┌──

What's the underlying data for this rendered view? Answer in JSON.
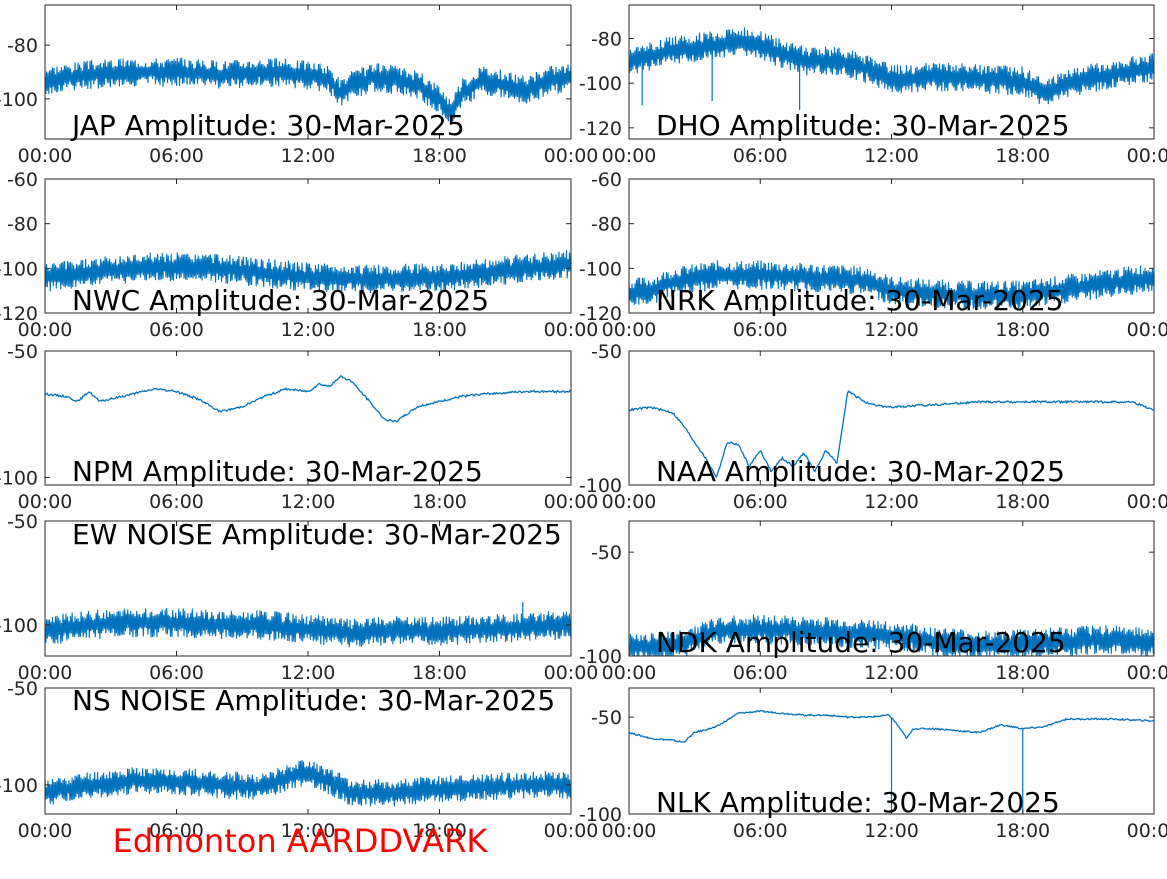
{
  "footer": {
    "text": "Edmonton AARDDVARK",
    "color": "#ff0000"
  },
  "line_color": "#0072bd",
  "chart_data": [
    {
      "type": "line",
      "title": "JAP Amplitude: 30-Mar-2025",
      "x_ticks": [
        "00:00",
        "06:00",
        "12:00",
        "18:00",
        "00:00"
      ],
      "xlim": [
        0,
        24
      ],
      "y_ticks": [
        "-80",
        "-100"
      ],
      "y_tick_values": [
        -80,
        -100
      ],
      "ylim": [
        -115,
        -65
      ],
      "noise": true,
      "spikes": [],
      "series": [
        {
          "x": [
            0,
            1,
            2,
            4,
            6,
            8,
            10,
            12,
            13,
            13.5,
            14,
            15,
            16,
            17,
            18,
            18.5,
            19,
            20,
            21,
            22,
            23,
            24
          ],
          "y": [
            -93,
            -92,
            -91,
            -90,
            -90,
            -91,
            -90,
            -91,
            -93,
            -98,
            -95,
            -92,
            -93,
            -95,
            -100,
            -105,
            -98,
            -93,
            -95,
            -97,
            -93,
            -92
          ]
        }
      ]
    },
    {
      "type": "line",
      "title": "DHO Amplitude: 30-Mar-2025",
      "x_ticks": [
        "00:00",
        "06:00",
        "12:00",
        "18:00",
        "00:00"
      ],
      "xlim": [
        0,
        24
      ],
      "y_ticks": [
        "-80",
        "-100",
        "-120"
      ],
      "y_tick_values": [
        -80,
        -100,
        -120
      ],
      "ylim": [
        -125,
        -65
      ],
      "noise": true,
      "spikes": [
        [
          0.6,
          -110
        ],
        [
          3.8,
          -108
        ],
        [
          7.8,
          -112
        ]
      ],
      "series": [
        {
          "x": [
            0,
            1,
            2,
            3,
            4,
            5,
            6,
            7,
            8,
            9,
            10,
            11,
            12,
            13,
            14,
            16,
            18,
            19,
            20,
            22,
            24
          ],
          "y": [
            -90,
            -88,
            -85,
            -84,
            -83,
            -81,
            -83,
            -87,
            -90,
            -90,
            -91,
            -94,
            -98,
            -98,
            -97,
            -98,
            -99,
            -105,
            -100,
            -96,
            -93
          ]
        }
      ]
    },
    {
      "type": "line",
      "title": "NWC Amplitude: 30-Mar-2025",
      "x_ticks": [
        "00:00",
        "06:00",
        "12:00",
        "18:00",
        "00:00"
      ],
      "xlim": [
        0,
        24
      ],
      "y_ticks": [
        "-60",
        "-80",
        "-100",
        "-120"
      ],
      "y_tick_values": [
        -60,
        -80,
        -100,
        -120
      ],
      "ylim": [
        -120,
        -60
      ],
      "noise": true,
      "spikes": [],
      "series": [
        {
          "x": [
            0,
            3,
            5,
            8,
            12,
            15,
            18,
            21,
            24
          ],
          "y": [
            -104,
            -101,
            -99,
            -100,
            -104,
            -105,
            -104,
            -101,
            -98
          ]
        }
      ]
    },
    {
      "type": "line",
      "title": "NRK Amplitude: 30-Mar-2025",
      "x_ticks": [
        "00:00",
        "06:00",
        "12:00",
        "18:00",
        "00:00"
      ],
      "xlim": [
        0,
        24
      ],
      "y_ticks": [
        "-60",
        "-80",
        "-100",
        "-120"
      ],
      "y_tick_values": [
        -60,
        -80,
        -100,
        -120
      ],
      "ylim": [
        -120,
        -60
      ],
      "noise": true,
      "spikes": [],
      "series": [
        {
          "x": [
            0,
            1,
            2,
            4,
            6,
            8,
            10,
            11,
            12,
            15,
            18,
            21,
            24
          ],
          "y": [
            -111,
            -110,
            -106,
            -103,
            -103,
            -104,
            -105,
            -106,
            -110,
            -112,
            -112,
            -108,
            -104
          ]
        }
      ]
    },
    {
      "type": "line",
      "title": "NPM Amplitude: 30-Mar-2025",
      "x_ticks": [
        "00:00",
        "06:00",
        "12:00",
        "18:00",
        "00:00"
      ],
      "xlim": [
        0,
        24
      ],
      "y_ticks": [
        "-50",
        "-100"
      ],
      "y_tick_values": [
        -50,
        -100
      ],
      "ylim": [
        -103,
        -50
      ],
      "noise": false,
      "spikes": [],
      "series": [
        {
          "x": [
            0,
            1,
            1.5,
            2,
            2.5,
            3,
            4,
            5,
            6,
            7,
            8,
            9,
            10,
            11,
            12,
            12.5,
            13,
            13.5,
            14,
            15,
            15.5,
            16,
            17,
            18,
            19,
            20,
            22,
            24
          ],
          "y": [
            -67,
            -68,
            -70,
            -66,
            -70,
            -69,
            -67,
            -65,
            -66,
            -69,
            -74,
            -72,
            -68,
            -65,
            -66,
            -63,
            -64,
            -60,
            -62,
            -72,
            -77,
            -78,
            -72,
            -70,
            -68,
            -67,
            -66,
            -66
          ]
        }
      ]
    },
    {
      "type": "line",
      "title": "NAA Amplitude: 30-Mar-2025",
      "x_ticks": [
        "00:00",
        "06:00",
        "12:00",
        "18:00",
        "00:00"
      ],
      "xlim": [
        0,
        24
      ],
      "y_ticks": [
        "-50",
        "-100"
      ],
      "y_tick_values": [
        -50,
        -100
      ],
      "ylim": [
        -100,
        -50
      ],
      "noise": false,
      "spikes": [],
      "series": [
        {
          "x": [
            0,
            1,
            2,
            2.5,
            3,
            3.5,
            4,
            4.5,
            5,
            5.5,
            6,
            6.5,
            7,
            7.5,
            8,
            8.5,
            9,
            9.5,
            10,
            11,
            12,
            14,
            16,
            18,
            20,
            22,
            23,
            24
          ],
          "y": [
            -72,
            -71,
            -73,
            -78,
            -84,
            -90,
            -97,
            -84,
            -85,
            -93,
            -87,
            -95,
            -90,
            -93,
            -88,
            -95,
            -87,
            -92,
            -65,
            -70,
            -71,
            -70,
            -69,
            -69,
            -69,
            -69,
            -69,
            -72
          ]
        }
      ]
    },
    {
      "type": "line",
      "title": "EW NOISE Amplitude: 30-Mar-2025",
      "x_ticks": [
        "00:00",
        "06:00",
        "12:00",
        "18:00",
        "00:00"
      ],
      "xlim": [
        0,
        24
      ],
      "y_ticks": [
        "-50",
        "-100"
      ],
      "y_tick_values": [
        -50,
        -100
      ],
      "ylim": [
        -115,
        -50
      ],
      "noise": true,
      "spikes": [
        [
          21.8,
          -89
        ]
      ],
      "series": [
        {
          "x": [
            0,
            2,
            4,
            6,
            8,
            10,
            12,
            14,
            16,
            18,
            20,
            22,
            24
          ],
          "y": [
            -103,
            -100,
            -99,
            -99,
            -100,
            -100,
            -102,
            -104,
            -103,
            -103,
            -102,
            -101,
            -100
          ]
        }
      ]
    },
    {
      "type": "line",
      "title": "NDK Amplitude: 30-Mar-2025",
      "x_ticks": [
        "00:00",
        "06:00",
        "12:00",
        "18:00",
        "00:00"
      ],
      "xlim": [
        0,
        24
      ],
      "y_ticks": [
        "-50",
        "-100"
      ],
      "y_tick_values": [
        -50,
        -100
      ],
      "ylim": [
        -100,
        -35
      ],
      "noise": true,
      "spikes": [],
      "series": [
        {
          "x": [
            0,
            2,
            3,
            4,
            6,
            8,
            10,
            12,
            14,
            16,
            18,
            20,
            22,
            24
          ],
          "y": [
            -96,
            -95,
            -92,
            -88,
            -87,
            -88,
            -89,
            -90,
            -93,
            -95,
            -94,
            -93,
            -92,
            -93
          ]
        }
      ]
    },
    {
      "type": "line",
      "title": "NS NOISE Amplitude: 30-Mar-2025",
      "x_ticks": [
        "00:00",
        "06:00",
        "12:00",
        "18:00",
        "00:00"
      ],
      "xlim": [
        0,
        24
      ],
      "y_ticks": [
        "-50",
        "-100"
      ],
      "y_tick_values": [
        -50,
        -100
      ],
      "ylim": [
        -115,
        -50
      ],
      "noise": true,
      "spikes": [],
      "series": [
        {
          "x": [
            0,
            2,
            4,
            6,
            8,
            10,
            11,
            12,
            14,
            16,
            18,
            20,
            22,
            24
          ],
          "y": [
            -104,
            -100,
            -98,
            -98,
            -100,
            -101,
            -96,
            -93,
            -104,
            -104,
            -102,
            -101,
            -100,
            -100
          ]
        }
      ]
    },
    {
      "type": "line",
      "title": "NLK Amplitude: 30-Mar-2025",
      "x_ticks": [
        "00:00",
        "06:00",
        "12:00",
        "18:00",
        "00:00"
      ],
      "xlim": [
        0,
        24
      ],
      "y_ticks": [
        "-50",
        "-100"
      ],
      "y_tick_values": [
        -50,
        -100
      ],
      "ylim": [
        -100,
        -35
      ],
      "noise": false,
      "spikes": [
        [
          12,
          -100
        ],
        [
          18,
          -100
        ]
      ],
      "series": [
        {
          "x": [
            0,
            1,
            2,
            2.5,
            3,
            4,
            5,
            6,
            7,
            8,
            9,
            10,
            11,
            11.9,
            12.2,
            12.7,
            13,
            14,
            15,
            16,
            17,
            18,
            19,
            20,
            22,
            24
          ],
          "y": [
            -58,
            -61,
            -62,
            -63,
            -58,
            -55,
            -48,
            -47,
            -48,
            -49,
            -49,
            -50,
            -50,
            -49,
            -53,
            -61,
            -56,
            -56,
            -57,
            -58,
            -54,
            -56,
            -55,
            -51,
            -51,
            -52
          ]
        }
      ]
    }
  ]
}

└──

Find and copy each line above that includes the string "title".

* **RESPONSE FOR THIS EXERCISE**:
      "title": "JAP Amplitude: 30-Mar-2025",
      "title": "DHO Amplitude: 30-Mar-2025",
      "title": "NWC Amplitude: 30-Mar-2025",
      "title": "NRK Amplitude: 30-Mar-2025",
      "title": "NPM Amplitude: 30-Mar-2025",
      "title": "NAA Amplitude: 30-Mar-2025",
      "title": "EW NOISE Amplitude: 30-Mar-2025",
      "title": "NDK Amplitude: 30-Mar-2025",
      "title": "NS NOISE Amplitude: 30-Mar-2025",
      "title": "NLK Amplitude: 30-Mar-2025",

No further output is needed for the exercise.